>>>
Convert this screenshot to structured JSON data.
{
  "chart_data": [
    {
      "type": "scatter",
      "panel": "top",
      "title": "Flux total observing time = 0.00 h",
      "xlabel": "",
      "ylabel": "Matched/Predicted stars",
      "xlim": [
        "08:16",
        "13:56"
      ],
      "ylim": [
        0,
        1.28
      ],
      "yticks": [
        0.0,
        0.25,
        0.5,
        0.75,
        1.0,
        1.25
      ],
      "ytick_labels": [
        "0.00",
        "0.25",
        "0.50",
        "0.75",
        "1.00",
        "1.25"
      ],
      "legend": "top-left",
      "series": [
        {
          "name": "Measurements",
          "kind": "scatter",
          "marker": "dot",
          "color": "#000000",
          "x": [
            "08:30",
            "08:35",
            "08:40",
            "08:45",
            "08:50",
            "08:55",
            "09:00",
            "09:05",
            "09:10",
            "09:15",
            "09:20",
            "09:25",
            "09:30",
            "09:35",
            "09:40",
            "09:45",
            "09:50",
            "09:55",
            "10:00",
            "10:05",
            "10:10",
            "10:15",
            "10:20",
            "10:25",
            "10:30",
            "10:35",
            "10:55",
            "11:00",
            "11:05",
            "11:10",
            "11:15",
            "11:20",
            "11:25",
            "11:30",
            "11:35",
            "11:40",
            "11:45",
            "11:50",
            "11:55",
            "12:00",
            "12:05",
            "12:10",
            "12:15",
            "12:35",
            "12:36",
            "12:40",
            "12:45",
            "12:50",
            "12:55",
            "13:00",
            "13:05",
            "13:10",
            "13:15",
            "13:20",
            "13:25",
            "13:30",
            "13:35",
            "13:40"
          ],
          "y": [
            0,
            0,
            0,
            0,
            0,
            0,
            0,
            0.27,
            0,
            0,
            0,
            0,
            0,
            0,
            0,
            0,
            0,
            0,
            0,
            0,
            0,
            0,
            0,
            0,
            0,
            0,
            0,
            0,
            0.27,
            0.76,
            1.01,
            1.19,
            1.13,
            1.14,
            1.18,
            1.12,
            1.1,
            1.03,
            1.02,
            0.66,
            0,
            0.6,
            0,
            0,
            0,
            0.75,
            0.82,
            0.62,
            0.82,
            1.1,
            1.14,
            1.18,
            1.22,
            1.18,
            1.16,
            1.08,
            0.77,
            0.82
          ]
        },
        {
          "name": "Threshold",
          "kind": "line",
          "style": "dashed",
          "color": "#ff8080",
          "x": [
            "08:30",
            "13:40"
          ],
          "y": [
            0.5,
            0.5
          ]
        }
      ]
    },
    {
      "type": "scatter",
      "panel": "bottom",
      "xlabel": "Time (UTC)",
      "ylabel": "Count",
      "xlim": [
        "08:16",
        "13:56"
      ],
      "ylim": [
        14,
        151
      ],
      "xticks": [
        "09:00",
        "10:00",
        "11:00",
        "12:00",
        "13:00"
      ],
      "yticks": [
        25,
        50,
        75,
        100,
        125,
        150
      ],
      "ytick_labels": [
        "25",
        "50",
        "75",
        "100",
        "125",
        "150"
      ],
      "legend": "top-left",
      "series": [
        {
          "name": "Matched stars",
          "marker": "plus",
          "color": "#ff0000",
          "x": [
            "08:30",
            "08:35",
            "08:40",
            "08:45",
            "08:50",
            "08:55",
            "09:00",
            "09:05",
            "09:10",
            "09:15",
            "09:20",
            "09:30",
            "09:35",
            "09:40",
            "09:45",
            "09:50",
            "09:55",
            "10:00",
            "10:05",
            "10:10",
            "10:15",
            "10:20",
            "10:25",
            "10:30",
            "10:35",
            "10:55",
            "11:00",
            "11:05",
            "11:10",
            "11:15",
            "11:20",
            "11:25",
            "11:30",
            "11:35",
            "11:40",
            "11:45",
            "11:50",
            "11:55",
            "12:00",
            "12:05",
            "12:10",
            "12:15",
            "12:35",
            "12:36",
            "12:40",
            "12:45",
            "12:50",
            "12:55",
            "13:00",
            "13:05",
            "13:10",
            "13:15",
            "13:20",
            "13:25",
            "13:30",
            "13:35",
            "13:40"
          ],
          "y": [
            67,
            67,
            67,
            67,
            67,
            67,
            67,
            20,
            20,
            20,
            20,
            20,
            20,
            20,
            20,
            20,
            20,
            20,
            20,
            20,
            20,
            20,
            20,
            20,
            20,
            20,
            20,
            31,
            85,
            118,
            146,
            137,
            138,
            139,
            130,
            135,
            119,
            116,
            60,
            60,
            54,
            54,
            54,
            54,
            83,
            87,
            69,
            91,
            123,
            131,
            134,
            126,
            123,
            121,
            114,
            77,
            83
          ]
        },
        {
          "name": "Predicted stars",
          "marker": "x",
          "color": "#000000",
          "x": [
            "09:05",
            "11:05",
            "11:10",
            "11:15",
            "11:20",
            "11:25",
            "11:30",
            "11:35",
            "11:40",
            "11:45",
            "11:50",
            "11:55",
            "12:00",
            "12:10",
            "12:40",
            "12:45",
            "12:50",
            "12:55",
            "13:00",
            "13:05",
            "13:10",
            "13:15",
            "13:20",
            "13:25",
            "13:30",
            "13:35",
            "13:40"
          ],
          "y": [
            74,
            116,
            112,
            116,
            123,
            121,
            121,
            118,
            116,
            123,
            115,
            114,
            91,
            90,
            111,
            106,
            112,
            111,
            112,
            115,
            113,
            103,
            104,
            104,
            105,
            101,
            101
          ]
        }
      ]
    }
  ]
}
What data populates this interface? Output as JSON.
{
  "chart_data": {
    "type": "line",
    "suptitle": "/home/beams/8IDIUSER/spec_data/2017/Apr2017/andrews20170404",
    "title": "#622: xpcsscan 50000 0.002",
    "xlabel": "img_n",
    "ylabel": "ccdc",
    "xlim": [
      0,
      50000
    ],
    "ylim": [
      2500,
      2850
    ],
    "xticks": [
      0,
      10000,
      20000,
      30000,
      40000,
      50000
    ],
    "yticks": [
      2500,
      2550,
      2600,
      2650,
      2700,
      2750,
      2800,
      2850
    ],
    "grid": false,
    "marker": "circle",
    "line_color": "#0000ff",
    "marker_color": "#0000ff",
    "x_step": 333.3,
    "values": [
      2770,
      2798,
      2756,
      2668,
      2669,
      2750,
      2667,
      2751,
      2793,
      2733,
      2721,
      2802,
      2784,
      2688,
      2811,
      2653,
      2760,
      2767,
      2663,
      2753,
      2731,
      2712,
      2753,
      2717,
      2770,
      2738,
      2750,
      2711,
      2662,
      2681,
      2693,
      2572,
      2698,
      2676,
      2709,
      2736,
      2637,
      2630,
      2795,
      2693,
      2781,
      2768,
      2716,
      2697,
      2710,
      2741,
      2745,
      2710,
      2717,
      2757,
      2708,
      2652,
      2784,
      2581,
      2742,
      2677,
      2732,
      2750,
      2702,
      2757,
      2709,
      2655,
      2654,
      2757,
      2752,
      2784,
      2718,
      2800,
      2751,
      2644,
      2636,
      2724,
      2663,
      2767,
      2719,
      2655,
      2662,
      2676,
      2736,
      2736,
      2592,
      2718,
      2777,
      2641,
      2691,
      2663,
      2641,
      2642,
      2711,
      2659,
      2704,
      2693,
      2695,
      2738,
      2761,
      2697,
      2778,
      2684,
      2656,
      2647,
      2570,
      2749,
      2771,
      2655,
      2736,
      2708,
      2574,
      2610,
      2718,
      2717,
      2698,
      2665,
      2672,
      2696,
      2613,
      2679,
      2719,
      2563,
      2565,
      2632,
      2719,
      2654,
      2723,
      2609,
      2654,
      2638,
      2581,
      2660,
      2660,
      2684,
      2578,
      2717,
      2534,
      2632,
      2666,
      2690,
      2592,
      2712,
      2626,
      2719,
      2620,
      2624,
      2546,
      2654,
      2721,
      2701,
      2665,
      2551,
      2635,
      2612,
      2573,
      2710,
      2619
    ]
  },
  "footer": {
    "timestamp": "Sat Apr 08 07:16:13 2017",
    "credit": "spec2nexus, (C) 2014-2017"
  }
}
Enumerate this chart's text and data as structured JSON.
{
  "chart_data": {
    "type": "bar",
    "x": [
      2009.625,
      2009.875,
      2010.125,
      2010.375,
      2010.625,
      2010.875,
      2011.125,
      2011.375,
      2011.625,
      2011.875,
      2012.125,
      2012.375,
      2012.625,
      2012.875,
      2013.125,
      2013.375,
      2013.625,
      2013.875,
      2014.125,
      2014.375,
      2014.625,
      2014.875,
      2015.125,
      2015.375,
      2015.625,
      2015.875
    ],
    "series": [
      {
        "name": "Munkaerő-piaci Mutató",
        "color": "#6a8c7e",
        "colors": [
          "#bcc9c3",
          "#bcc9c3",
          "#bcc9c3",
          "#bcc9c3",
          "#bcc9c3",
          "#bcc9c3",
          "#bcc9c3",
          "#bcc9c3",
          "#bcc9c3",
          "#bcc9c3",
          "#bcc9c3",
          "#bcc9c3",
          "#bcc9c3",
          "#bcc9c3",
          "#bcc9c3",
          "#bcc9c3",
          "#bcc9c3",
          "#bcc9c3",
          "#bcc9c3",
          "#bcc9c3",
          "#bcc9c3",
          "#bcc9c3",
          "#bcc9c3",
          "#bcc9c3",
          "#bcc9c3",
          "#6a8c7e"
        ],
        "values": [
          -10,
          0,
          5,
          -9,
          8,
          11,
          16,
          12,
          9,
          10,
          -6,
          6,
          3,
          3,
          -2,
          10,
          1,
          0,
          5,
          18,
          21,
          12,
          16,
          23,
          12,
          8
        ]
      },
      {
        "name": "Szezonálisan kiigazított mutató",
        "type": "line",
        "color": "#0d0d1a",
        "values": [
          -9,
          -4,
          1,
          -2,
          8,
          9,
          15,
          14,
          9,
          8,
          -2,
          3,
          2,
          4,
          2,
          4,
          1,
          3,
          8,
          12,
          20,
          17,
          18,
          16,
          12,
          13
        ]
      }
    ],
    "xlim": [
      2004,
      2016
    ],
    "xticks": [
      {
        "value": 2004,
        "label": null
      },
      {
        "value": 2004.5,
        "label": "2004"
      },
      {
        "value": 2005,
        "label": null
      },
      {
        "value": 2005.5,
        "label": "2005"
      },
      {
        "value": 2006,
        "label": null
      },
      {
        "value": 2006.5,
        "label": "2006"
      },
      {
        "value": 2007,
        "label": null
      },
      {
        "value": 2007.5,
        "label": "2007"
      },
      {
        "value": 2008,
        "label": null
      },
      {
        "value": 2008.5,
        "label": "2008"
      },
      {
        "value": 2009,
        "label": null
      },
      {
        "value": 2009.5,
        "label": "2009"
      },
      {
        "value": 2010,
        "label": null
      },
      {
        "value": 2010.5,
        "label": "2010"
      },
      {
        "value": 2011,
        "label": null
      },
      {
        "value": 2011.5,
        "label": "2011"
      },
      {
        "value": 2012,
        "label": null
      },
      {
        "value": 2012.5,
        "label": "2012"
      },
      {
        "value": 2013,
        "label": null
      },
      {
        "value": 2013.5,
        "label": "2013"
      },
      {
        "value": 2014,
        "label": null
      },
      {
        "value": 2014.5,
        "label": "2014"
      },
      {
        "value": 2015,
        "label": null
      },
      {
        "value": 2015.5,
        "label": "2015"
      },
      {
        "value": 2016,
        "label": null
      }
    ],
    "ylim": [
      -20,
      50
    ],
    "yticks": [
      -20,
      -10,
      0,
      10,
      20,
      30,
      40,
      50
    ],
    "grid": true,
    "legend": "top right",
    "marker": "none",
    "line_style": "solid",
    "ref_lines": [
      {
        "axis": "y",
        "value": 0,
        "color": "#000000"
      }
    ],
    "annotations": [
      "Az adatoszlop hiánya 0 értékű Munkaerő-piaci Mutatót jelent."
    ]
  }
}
<<<
Task instructions:
Extract all lines containing the word "type".

Answer:
      "type": "scatter",
      "type": "scatter",
    "type": "line",
    "type": "bar",
        "type": "line",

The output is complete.